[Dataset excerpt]
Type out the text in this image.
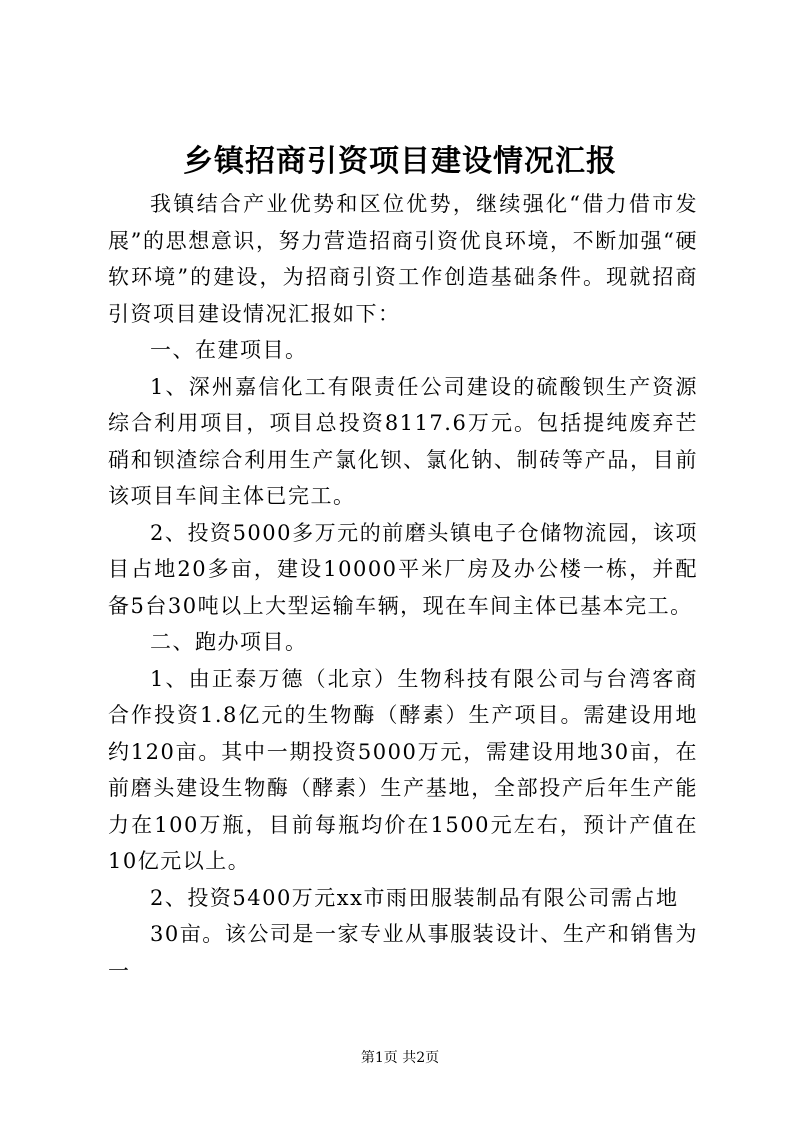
乡镇招商引资项目建设情况汇报

我镇结合产业优势和区位优势，继续强化“借力借市发展”的思想意识，努力营造招商引资优良环境，不断加强“硬软环境”的建设，为招商引资工作创造基础条件。现就招商引资项目建设情况汇报如下：

一、在建项目。

1、深州嘉信化工有限责任公司建设的硫酸钡生产资源综合利用项目，项目总投资8117.6万元。包括提纯废弃芒硝和钡渣综合利用生产氯化钡、氯化钠、制砖等产品，目前该项目车间主体已完工。

2、投资5000多万元的前磨头镇电子仓储物流园，该项目占地20多亩，建设10000平米厂房及办公楼一栋，并配备5台30吨以上大型运输车辆，现在车间主体已基本完工。

二、跑办项目。

1、由正泰万德（北京）生物科技有限公司与台湾客商合作投资1.8亿元的生物酶（酵素）生产项目。需建设用地约120亩。其中一期投资5000万元，需建设用地30亩，在前磨头建设生物酶（酵素）生产基地，全部投产后年生产能力在100万瓶，目前每瓶均价在1500元左右，预计产值在10亿元以上。

2、投资5400万元xx市雨田服装制品有限公司需占地

30亩。该公司是一家专业从事服装设计、生产和销售为一

第1页 共2页
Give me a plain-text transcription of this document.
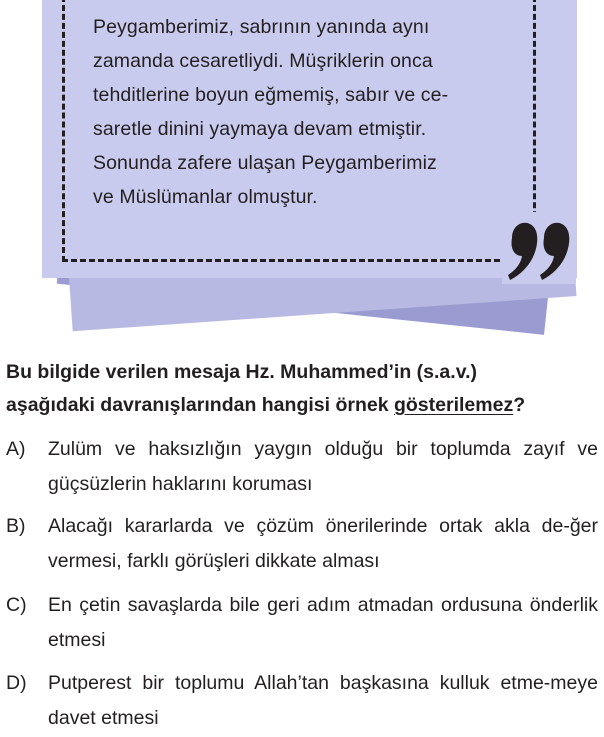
Peygamberimiz, sabrının yanında aynı
zamanda cesaretliydi. Müşriklerin onca
tehditlerine boyun eğmemiş, sabır ve ce-
saretle dinini yaymaya devam etmiştir.
Sonunda zafere ulaşan Peygamberimiz
ve Müslümanlar olmuştur.
Bu bilgide verilen mesaja Hz. Muhammed’in (s.a.v.)
aşağıdaki davranışlarından hangisi örnek gösterilemez?
A)	Zulüm ve haksızlığın yaygın olduğu bir toplumda zayıf ve güçsüzlerin haklarını koruması
B)	Alacağı kararlarda ve çözüm önerilerinde ortak akla de-ğer vermesi, farklı görüşleri dikkate alması
C)	En çetin savaşlarda bile geri adım atmadan ordusuna önderlik etmesi
D)	Putperest bir toplumu Allah’tan başkasına kulluk etme-meye davet etmesi
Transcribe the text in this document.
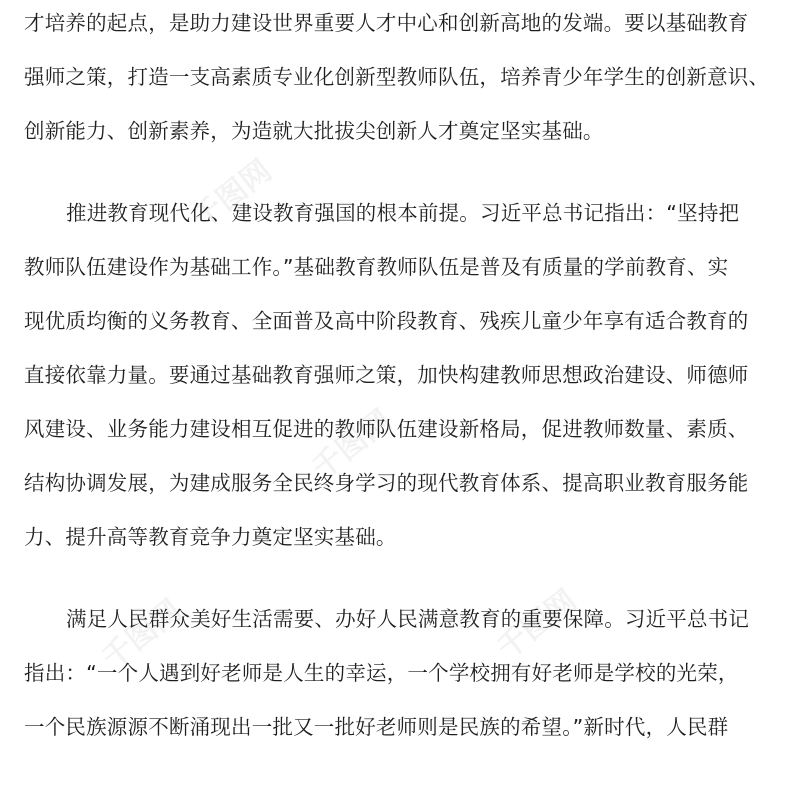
千图网
千图网
千图网	千图网
才培养的起点，是助力建设世界重要人才中心和创新高地的发端。要以基础教育
强师之策，打造一支高素质专业化创新型教师队伍，培养青少年学生的创新意识、
创新能力、创新素养，为造就大批拔尖创新人才奠定坚实基础。
推进教育现代化、建设教育强国的根本前提。习近平总书记指出：“坚持把
教师队伍建设作为基础工作。”基础教育教师队伍是普及有质量的学前教育、实
现优质均衡的义务教育、全面普及高中阶段教育、残疾儿童少年享有适合教育的
直接依靠力量。要通过基础教育强师之策，加快构建教师思想政治建设、师德师
风建设、业务能力建设相互促进的教师队伍建设新格局，促进教师数量、素质、
结构协调发展，为建成服务全民终身学习的现代教育体系、提高职业教育服务能
力、提升高等教育竞争力奠定坚实基础。
满足人民群众美好生活需要、办好人民满意教育的重要保障。习近平总书记
指出：“一个人遇到好老师是人生的幸运，一个学校拥有好老师是学校的光荣，
一个民族源源不断涌现出一批又一批好老师则是民族的希望。”新时代，人民群
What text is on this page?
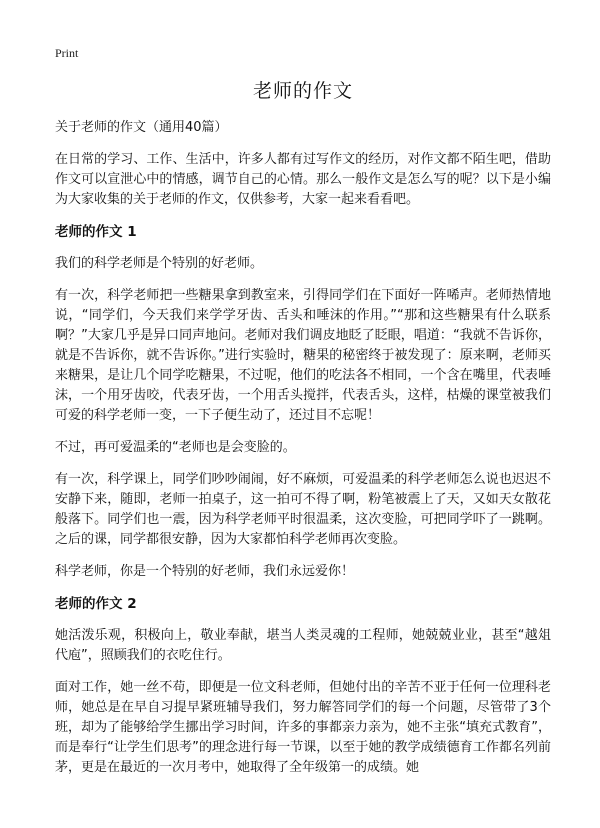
Print
老师的作文
关于老师的作文（通用40篇）

在日常的学习、工作、生活中，许多人都有过写作文的经历，对作文都不陌生吧，借助作文可以宣泄心中的情感，调节自己的心情。那么一般作文是怎么写的呢？以下是小编为大家收集的关于老师的作文，仅供参考，大家一起来看看吧。

老师的作文 1

我们的科学老师是个特别的好老师。

有一次，科学老师把一些糖果拿到教室来，引得同学们在下面好一阵唏声。老师热情地说，“同学们，今天我们来学学牙齿、舌头和唾沫的作用。”“那和这些糖果有什么联系啊？”大家几乎是异口同声地问。老师对我们调皮地眨了眨眼，唱道：“我就不告诉你，就是不告诉你，就不告诉你。”进行实验时，糖果的秘密终于被发现了：原来啊，老师买来糖果，是让几个同学吃糖果，不过呢，他们的吃法各不相同，一个含在嘴里，代表唾沫，一个用牙齿咬，代表牙齿，一个用舌头搅拌，代表舌头，这样，枯燥的课堂被我们可爱的科学老师一变，一下子便生动了，还过目不忘呢！

不过，再可爱温柔的“老师也是会变脸的。

有一次，科学课上，同学们吵吵闹闹，好不麻烦，可爱温柔的科学老师怎么说也迟迟不安静下来，随即，老师一拍桌子，这一拍可不得了啊，粉笔被震上了天，又如天女散花般落下。同学们也一震，因为科学老师平时很温柔，这次变脸，可把同学吓了一跳啊。之后的课，同学都很安静，因为大家都怕科学老师再次变脸。

科学老师，你是一个特别的好老师，我们永远爱你！

老师的作文 2

她活泼乐观，积极向上，敬业奉献，堪当人类灵魂的工程师，她兢兢业业，甚至“越俎代庖”，照顾我们的衣吃住行。

面对工作，她一丝不苟，即便是一位文科老师，但她付出的辛苦不亚于任何一位理科老师，她总是在早自习提早紧班辅导我们，努力解答同学们的每一个问题，尽管带了3个班，却为了能够给学生挪出学习时间，许多的事都亲力亲为，她不主张“填充式教育”，而是奉行“让学生们思考”的理念进行每一节课，以至于她的教学成绩德育工作都名列前茅，更是在最近的一次月考中，她取得了全年级第一的成绩。她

◆ **TASK DETAILS**: Each line that holds the word "etmesi" is to be copied.

◆ **EXERCISE SOLUTION**:
C)	En çetin savaşlarda bile geri adım atmadan ordusuna önderlik etmesi
D)	Putperest bir toplumu Allah’tan başkasına kulluk etme-meye davet etmesi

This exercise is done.